### Extracted records

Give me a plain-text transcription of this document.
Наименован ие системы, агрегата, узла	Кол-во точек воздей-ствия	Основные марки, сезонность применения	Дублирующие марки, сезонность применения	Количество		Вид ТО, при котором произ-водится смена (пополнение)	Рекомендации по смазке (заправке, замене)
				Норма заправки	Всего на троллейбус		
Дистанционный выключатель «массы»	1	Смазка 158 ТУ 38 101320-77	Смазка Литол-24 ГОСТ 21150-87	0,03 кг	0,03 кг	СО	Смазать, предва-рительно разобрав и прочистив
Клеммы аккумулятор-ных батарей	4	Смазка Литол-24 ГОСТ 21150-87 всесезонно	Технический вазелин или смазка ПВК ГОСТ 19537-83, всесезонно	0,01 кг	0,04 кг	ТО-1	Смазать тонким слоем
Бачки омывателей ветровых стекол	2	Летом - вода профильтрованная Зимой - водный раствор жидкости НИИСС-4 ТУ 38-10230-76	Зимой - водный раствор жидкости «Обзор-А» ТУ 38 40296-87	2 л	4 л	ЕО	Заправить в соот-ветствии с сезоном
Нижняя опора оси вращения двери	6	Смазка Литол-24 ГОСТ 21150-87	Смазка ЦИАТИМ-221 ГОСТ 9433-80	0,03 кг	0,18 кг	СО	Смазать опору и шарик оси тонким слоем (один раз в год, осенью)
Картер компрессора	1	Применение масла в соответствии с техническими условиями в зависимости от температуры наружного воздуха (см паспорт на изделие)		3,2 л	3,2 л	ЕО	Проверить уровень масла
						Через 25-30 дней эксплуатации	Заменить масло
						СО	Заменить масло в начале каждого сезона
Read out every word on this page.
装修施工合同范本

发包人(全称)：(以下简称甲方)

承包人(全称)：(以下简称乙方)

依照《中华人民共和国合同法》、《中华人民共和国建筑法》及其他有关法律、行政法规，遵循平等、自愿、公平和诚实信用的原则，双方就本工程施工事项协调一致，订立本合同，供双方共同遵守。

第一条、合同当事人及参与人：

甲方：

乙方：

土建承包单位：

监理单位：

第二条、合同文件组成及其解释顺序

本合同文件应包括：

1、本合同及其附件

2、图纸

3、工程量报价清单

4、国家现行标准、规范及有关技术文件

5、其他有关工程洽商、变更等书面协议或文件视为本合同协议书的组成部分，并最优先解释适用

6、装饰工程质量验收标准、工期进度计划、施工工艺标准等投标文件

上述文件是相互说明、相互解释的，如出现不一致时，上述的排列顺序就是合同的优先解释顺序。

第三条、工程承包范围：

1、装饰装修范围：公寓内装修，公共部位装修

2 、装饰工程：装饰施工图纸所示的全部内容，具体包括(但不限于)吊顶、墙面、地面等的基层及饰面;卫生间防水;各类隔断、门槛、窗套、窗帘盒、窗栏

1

---

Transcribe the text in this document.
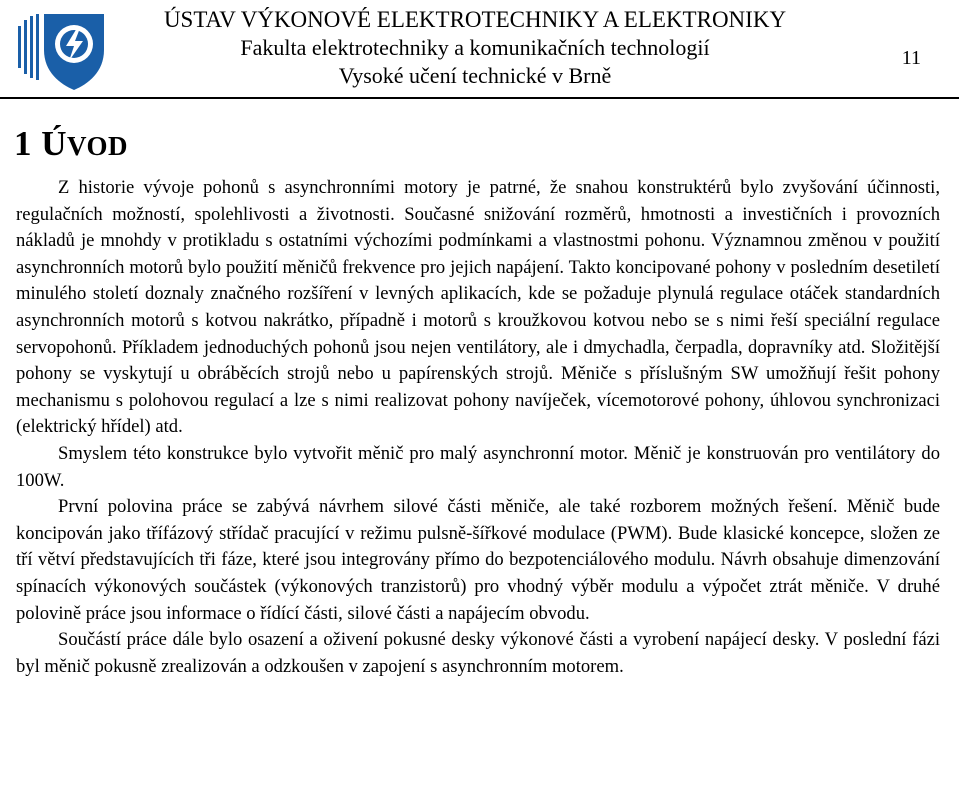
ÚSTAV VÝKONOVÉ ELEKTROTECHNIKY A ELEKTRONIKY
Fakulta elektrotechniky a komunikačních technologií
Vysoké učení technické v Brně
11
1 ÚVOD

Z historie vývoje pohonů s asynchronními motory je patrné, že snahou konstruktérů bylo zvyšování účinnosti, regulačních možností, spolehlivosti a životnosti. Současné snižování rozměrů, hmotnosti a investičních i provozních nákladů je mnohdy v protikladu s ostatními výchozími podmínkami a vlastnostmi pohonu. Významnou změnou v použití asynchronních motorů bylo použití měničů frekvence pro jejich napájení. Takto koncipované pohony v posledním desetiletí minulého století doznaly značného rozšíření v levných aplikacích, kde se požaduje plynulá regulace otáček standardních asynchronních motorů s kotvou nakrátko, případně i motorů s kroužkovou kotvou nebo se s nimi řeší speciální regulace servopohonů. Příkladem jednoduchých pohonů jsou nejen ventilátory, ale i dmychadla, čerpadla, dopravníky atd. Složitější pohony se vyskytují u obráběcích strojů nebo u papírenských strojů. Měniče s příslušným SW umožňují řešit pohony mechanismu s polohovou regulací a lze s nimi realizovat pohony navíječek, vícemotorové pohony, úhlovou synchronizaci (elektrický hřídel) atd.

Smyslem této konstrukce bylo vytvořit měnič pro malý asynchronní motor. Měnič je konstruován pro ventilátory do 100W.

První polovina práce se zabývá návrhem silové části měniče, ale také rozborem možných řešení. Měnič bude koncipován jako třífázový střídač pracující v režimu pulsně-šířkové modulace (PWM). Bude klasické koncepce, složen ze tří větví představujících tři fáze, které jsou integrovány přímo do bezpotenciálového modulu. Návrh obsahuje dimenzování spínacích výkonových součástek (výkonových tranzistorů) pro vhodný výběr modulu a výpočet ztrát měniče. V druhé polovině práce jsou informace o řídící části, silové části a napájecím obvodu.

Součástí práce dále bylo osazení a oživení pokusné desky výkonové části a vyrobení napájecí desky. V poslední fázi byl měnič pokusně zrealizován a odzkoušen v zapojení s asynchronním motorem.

---

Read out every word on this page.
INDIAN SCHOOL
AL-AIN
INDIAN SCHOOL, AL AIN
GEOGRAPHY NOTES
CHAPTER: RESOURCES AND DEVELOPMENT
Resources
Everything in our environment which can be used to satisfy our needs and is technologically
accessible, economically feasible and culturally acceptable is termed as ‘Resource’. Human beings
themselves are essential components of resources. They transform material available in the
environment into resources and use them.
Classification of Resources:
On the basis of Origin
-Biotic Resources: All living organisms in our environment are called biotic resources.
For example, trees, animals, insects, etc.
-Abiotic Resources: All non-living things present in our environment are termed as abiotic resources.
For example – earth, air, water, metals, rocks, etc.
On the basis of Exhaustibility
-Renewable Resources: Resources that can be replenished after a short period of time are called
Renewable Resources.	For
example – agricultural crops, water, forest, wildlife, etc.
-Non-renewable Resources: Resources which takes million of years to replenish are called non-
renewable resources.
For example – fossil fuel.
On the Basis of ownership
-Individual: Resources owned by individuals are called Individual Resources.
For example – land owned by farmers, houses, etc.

### Problem
Scan the material above for the string "слоем" and return the lines that hold it.

### Worked solution
Клеммы аккумулятор-ных батарей	4	Смазка Литол-24 ГОСТ 21150-87 всесезонно	Технический вазелин или смазка ПВК ГОСТ 19537-83, всесезонно	0,01 кг	0,04 кг	ТО-1	Смазать тонким слоем
Нижняя опора оси вращения двери	6	Смазка Литол-24 ГОСТ 21150-87	Смазка ЦИАТИМ-221 ГОСТ 9433-80	0,03 кг	0,18 кг	СО	Смазать опору и шарик оси тонким слоем (один раз в год, осенью)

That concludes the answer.